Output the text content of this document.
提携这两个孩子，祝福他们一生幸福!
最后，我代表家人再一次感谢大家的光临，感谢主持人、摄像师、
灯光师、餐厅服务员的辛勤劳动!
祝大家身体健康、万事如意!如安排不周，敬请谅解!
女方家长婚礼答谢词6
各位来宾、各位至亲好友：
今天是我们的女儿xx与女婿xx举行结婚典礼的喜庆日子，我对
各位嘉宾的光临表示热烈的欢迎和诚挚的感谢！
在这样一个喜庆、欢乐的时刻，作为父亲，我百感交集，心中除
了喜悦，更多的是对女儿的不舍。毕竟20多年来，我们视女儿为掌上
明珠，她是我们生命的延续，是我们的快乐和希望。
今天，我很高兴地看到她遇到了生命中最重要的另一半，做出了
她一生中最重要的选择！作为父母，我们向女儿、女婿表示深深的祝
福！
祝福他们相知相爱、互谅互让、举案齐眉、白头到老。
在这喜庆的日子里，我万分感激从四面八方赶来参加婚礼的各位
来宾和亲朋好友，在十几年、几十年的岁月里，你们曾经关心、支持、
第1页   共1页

···

» Short exercise: Restate each record word for word.

» Solution below:
Output the text content of this document.
提携这两个孩子，祝福他们一生幸福!
最后，我代表家人再一次感谢大家的光临，感谢主持人、摄像师、
灯光师、餐厅服务员的辛勤劳动!
祝大家身体健康、万事如意!如安排不周，敬请谅解!
女方家长婚礼答谢词6
各位来宾、各位至亲好友：
今天是我们的女儿xx与女婿xx举行结婚典礼的喜庆日子，我对
各位嘉宾的光临表示热烈的欢迎和诚挚的感谢！
在这样一个喜庆、欢乐的时刻，作为父亲，我百感交集，心中除
了喜悦，更多的是对女儿的不舍。毕竟20多年来，我们视女儿为掌上
明珠，她是我们生命的延续，是我们的快乐和希望。
今天，我很高兴地看到她遇到了生命中最重要的另一半，做出了
她一生中最重要的选择！作为父母，我们向女儿、女婿表示深深的祝
福！
祝福他们相知相爱、互谅互让、举案齐眉、白头到老。
在这喜庆的日子里，我万分感激从四面八方赶来参加婚礼的各位
来宾和亲朋好友，在十几年、几十年的岁月里，你们曾经关心、支持、
第1页   共1页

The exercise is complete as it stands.